# Start of Dataset excerpts
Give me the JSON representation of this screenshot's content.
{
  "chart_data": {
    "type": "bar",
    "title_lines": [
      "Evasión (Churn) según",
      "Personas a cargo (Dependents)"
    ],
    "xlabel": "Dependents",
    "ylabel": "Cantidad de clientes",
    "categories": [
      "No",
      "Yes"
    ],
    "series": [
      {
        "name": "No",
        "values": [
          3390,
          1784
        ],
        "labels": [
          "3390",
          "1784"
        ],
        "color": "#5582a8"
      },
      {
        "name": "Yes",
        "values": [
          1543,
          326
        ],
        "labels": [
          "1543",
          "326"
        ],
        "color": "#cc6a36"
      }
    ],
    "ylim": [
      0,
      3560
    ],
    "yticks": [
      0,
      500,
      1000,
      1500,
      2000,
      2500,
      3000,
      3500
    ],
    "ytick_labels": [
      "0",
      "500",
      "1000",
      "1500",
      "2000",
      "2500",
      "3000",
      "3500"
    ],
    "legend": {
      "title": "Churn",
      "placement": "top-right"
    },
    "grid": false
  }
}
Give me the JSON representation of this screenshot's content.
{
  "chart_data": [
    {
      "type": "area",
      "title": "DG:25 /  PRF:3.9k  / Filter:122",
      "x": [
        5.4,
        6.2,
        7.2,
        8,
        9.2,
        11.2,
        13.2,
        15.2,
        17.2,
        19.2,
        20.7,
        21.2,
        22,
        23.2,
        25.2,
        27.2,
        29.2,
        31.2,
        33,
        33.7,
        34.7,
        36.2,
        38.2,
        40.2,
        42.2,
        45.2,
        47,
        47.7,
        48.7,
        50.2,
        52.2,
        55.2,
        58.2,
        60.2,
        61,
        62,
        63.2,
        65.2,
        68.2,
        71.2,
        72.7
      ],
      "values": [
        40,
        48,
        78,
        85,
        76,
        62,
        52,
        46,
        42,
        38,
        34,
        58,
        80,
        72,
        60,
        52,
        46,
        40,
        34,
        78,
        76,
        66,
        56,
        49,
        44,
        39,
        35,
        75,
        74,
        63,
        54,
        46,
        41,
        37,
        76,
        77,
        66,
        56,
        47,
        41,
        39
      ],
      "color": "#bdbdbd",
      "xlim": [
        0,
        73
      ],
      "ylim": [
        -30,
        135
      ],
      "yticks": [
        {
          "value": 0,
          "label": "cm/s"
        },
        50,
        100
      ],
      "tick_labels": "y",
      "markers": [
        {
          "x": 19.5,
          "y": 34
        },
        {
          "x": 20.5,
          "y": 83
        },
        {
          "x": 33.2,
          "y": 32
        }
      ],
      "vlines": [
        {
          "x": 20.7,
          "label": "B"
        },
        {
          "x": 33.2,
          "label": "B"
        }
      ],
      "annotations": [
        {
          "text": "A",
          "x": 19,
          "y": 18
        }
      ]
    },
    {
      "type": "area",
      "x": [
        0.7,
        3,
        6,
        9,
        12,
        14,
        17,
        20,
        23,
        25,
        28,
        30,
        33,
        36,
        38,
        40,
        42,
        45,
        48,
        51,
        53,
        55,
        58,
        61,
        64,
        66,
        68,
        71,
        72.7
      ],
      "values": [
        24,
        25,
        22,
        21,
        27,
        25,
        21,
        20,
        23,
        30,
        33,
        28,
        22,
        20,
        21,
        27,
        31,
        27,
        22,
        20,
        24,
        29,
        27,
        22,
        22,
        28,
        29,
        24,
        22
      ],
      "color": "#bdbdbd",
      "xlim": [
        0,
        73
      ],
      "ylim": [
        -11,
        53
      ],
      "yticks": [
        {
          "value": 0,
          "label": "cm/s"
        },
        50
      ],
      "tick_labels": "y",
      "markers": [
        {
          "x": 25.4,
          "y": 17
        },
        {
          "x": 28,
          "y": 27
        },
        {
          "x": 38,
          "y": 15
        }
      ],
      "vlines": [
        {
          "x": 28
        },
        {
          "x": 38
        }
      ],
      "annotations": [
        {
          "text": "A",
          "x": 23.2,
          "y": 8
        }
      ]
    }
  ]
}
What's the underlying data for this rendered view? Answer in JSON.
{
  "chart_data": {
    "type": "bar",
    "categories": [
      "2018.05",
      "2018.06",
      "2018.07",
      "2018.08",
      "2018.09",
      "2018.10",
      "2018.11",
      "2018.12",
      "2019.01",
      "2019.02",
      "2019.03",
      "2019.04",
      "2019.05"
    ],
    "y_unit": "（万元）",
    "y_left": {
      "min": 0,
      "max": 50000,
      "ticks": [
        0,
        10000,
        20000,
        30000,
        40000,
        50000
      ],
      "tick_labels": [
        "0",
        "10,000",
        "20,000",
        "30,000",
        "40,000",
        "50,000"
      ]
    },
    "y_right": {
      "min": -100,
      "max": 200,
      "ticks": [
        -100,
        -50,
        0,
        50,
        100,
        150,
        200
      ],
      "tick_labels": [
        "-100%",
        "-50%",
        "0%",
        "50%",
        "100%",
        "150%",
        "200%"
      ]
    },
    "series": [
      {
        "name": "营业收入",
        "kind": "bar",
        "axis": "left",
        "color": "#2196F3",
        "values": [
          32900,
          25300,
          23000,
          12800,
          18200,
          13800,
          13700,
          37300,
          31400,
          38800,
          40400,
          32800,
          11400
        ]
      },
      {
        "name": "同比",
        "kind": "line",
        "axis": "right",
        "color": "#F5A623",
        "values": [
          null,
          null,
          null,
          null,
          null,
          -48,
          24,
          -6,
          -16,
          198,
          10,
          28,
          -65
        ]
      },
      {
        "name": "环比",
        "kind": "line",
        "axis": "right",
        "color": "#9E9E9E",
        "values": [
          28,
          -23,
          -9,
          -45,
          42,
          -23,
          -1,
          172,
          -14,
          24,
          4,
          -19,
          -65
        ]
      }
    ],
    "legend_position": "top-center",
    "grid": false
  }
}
# End of Dataset excerpts
__What to work on__. Would you restate each of the entries word for word?

__Task result__.
Give me the JSON representation of this screenshot's content.
{
  "chart_data": {
    "type": "bar",
    "title_lines": [
      "Evasión (Churn) según",
      "Personas a cargo (Dependents)"
    ],
    "xlabel": "Dependents",
    "ylabel": "Cantidad de clientes",
    "categories": [
      "No",
      "Yes"
    ],
    "series": [
      {
        "name": "No",
        "values": [
          3390,
          1784
        ],
        "labels": [
          "3390",
          "1784"
        ],
        "color": "#5582a8"
      },
      {
        "name": "Yes",
        "values": [
          1543,
          326
        ],
        "labels": [
          "1543",
          "326"
        ],
        "color": "#cc6a36"
      }
    ],
    "ylim": [
      0,
      3560
    ],
    "yticks": [
      0,
      500,
      1000,
      1500,
      2000,
      2500,
      3000,
      3500
    ],
    "ytick_labels": [
      "0",
      "500",
      "1000",
      "1500",
      "2000",
      "2500",
      "3000",
      "3500"
    ],
    "legend": {
      "title": "Churn",
      "placement": "top-right"
    },
    "grid": false
  }
}
Give me the JSON representation of this screenshot's content.
{
  "chart_data": [
    {
      "type": "area",
      "title": "DG:25 /  PRF:3.9k  / Filter:122",
      "x": [
        5.4,
        6.2,
        7.2,
        8,
        9.2,
        11.2,
        13.2,
        15.2,
        17.2,
        19.2,
        20.7,
        21.2,
        22,
        23.2,
        25.2,
        27.2,
        29.2,
        31.2,
        33,
        33.7,
        34.7,
        36.2,
        38.2,
        40.2,
        42.2,
        45.2,
        47,
        47.7,
        48.7,
        50.2,
        52.2,
        55.2,
        58.2,
        60.2,
        61,
        62,
        63.2,
        65.2,
        68.2,
        71.2,
        72.7
      ],
      "values": [
        40,
        48,
        78,
        85,
        76,
        62,
        52,
        46,
        42,
        38,
        34,
        58,
        80,
        72,
        60,
        52,
        46,
        40,
        34,
        78,
        76,
        66,
        56,
        49,
        44,
        39,
        35,
        75,
        74,
        63,
        54,
        46,
        41,
        37,
        76,
        77,
        66,
        56,
        47,
        41,
        39
      ],
      "color": "#bdbdbd",
      "xlim": [
        0,
        73
      ],
      "ylim": [
        -30,
        135
      ],
      "yticks": [
        {
          "value": 0,
          "label": "cm/s"
        },
        50,
        100
      ],
      "tick_labels": "y",
      "markers": [
        {
          "x": 19.5,
          "y": 34
        },
        {
          "x": 20.5,
          "y": 83
        },
        {
          "x": 33.2,
          "y": 32
        }
      ],
      "vlines": [
        {
          "x": 20.7,
          "label": "B"
        },
        {
          "x": 33.2,
          "label": "B"
        }
      ],
      "annotations": [
        {
          "text": "A",
          "x": 19,
          "y": 18
        }
      ]
    },
    {
      "type": "area",
      "x": [
        0.7,
        3,
        6,
        9,
        12,
        14,
        17,
        20,
        23,
        25,
        28,
        30,
        33,
        36,
        38,
        40,
        42,
        45,
        48,
        51,
        53,
        55,
        58,
        61,
        64,
        66,
        68,
        71,
        72.7
      ],
      "values": [
        24,
        25,
        22,
        21,
        27,
        25,
        21,
        20,
        23,
        30,
        33,
        28,
        22,
        20,
        21,
        27,
        31,
        27,
        22,
        20,
        24,
        29,
        27,
        22,
        22,
        28,
        29,
        24,
        22
      ],
      "color": "#bdbdbd",
      "xlim": [
        0,
        73
      ],
      "ylim": [
        -11,
        53
      ],
      "yticks": [
        {
          "value": 0,
          "label": "cm/s"
        },
        50
      ],
      "tick_labels": "y",
      "markers": [
        {
          "x": 25.4,
          "y": 17
        },
        {
          "x": 28,
          "y": 27
        },
        {
          "x": 38,
          "y": 15
        }
      ],
      "vlines": [
        {
          "x": 28
        },
        {
          "x": 38
        }
      ],
      "annotations": [
        {
          "text": "A",
          "x": 23.2,
          "y": 8
        }
      ]
    }
  ]
}
What's the underlying data for this rendered view? Answer in JSON.
{
  "chart_data": {
    "type": "bar",
    "categories": [
      "2018.05",
      "2018.06",
      "2018.07",
      "2018.08",
      "2018.09",
      "2018.10",
      "2018.11",
      "2018.12",
      "2019.01",
      "2019.02",
      "2019.03",
      "2019.04",
      "2019.05"
    ],
    "y_unit": "（万元）",
    "y_left": {
      "min": 0,
      "max": 50000,
      "ticks": [
        0,
        10000,
        20000,
        30000,
        40000,
        50000
      ],
      "tick_labels": [
        "0",
        "10,000",
        "20,000",
        "30,000",
        "40,000",
        "50,000"
      ]
    },
    "y_right": {
      "min": -100,
      "max": 200,
      "ticks": [
        -100,
        -50,
        0,
        50,
        100,
        150,
        200
      ],
      "tick_labels": [
        "-100%",
        "-50%",
        "0%",
        "50%",
        "100%",
        "150%",
        "200%"
      ]
    },
    "series": [
      {
        "name": "营业收入",
        "kind": "bar",
        "axis": "left",
        "color": "#2196F3",
        "values": [
          32900,
          25300,
          23000,
          12800,
          18200,
          13800,
          13700,
          37300,
          31400,
          38800,
          40400,
          32800,
          11400
        ]
      },
      {
        "name": "同比",
        "kind": "line",
        "axis": "right",
        "color": "#F5A623",
        "values": [
          null,
          null,
          null,
          null,
          null,
          -48,
          24,
          -6,
          -16,
          198,
          10,
          28,
          -65
        ]
      },
      {
        "name": "环比",
        "kind": "line",
        "axis": "right",
        "color": "#9E9E9E",
        "values": [
          28,
          -23,
          -9,
          -45,
          42,
          -23,
          -1,
          172,
          -14,
          24,
          4,
          -19,
          -65
        ]
      }
    ],
    "legend_position": "top-center",
    "grid": false
  }
}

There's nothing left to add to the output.